═════ RAW RECORDS ═════
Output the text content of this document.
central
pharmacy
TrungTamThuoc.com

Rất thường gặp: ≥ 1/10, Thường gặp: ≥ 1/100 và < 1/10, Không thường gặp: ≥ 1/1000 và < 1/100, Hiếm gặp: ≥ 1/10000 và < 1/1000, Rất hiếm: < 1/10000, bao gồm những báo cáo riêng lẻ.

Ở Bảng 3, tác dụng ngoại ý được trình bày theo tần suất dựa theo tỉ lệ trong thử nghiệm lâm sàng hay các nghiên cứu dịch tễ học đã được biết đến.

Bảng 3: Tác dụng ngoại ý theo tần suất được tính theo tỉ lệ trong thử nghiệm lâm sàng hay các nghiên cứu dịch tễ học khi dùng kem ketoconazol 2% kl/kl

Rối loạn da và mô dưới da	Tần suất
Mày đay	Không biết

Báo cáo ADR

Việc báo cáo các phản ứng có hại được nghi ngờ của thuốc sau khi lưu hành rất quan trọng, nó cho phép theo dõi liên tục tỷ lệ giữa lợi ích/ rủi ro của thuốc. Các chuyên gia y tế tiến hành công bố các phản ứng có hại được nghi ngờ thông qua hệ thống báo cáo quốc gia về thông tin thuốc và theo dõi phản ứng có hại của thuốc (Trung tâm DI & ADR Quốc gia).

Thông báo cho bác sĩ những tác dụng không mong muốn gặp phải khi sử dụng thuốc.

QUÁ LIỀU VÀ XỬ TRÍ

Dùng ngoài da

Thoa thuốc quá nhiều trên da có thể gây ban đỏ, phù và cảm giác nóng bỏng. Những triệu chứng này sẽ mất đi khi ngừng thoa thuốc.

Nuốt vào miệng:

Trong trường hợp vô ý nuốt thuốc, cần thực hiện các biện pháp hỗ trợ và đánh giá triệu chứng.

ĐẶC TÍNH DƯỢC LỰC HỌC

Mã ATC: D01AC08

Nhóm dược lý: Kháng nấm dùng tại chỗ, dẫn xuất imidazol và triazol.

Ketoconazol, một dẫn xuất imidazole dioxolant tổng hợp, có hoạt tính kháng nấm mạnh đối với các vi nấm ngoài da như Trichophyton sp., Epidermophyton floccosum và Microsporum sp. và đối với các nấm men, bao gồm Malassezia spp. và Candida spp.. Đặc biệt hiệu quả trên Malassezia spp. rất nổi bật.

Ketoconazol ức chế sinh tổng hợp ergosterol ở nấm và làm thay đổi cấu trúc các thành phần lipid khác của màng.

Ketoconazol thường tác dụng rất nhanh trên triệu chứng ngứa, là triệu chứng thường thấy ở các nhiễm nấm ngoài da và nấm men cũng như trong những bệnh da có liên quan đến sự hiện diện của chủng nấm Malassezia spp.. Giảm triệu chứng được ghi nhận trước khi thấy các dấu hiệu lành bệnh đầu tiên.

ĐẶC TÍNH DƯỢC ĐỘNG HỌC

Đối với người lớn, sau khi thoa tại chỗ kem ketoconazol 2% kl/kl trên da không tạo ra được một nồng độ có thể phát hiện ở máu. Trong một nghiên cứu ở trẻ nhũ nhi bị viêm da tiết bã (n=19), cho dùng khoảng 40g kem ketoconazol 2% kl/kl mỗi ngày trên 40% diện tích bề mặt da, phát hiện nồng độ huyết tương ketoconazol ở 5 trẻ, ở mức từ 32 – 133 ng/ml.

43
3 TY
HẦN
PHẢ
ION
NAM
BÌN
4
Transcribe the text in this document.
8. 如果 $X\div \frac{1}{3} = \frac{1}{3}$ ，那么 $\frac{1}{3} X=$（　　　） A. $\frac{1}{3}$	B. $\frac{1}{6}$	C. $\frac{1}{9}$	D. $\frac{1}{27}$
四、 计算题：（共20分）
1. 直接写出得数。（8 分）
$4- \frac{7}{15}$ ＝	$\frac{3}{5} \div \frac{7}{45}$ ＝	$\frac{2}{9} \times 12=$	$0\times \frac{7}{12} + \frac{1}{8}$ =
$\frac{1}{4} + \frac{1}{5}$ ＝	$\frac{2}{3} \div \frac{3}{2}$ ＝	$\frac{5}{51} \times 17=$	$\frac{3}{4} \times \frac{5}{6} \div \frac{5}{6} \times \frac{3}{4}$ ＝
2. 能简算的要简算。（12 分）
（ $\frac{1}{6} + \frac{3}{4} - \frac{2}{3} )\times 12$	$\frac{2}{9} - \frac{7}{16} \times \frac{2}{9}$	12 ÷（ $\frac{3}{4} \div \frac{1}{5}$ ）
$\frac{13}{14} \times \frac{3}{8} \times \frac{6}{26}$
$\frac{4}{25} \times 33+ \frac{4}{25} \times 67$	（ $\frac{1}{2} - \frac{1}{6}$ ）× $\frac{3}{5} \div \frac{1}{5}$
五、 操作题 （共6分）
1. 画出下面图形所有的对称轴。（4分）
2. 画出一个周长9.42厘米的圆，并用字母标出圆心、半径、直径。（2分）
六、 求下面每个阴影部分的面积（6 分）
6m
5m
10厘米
═════
AIM
Nothing should be left out: repeat all of the data exactly.

WRITTEN SOLUTION
Output the text content of this document.
central
pharmacy
TrungTamThuoc.com

Rất thường gặp: ≥ 1/10, Thường gặp: ≥ 1/100 và < 1/10, Không thường gặp: ≥ 1/1000 và < 1/100, Hiếm gặp: ≥ 1/10000 và < 1/1000, Rất hiếm: < 1/10000, bao gồm những báo cáo riêng lẻ.

Ở Bảng 3, tác dụng ngoại ý được trình bày theo tần suất dựa theo tỉ lệ trong thử nghiệm lâm sàng hay các nghiên cứu dịch tễ học đã được biết đến.

Bảng 3: Tác dụng ngoại ý theo tần suất được tính theo tỉ lệ trong thử nghiệm lâm sàng hay các nghiên cứu dịch tễ học khi dùng kem ketoconazol 2% kl/kl

Rối loạn da và mô dưới da	Tần suất
Mày đay	Không biết

Báo cáo ADR

Việc báo cáo các phản ứng có hại được nghi ngờ của thuốc sau khi lưu hành rất quan trọng, nó cho phép theo dõi liên tục tỷ lệ giữa lợi ích/ rủi ro của thuốc. Các chuyên gia y tế tiến hành công bố các phản ứng có hại được nghi ngờ thông qua hệ thống báo cáo quốc gia về thông tin thuốc và theo dõi phản ứng có hại của thuốc (Trung tâm DI & ADR Quốc gia).

Thông báo cho bác sĩ những tác dụng không mong muốn gặp phải khi sử dụng thuốc.

QUÁ LIỀU VÀ XỬ TRÍ

Dùng ngoài da

Thoa thuốc quá nhiều trên da có thể gây ban đỏ, phù và cảm giác nóng bỏng. Những triệu chứng này sẽ mất đi khi ngừng thoa thuốc.

Nuốt vào miệng:

Trong trường hợp vô ý nuốt thuốc, cần thực hiện các biện pháp hỗ trợ và đánh giá triệu chứng.

ĐẶC TÍNH DƯỢC LỰC HỌC

Mã ATC: D01AC08

Nhóm dược lý: Kháng nấm dùng tại chỗ, dẫn xuất imidazol và triazol.

Ketoconazol, một dẫn xuất imidazole dioxolant tổng hợp, có hoạt tính kháng nấm mạnh đối với các vi nấm ngoài da như Trichophyton sp., Epidermophyton floccosum và Microsporum sp. và đối với các nấm men, bao gồm Malassezia spp. và Candida spp.. Đặc biệt hiệu quả trên Malassezia spp. rất nổi bật.

Ketoconazol ức chế sinh tổng hợp ergosterol ở nấm và làm thay đổi cấu trúc các thành phần lipid khác của màng.

Ketoconazol thường tác dụng rất nhanh trên triệu chứng ngứa, là triệu chứng thường thấy ở các nhiễm nấm ngoài da và nấm men cũng như trong những bệnh da có liên quan đến sự hiện diện của chủng nấm Malassezia spp.. Giảm triệu chứng được ghi nhận trước khi thấy các dấu hiệu lành bệnh đầu tiên.

ĐẶC TÍNH DƯỢC ĐỘNG HỌC

Đối với người lớn, sau khi thoa tại chỗ kem ketoconazol 2% kl/kl trên da không tạo ra được một nồng độ có thể phát hiện ở máu. Trong một nghiên cứu ở trẻ nhũ nhi bị viêm da tiết bã (n=19), cho dùng khoảng 40g kem ketoconazol 2% kl/kl mỗi ngày trên 40% diện tích bề mặt da, phát hiện nồng độ huyết tương ketoconazol ở 5 trẻ, ở mức từ 32 – 133 ng/ml.

43
3 TY
HẦN
PHẢ
ION
NAM
BÌN
4
Transcribe the text in this document.
8. 如果 $X\div \frac{1}{3} = \frac{1}{3}$ ，那么 $\frac{1}{3} X=$（　　　） A. $\frac{1}{3}$	B. $\frac{1}{6}$	C. $\frac{1}{9}$	D. $\frac{1}{27}$
四、 计算题：（共20分）
1. 直接写出得数。（8 分）
$4- \frac{7}{15}$ ＝	$\frac{3}{5} \div \frac{7}{45}$ ＝	$\frac{2}{9} \times 12=$	$0\times \frac{7}{12} + \frac{1}{8}$ =
$\frac{1}{4} + \frac{1}{5}$ ＝	$\frac{2}{3} \div \frac{3}{2}$ ＝	$\frac{5}{51} \times 17=$	$\frac{3}{4} \times \frac{5}{6} \div \frac{5}{6} \times \frac{3}{4}$ ＝
2. 能简算的要简算。（12 分）
（ $\frac{1}{6} + \frac{3}{4} - \frac{2}{3} )\times 12$	$\frac{2}{9} - \frac{7}{16} \times \frac{2}{9}$	12 ÷（ $\frac{3}{4} \div \frac{1}{5}$ ）
$\frac{13}{14} \times \frac{3}{8} \times \frac{6}{26}$
$\frac{4}{25} \times 33+ \frac{4}{25} \times 67$	（ $\frac{1}{2} - \frac{1}{6}$ ）× $\frac{3}{5} \div \frac{1}{5}$
五、 操作题 （共6分）
1. 画出下面图形所有的对称轴。（4分）
2. 画出一个周长9.42厘米的圆，并用字母标出圆心、半径、直径。（2分）
六、 求下面每个阴影部分的面积（6 分）
6m
5m
10厘米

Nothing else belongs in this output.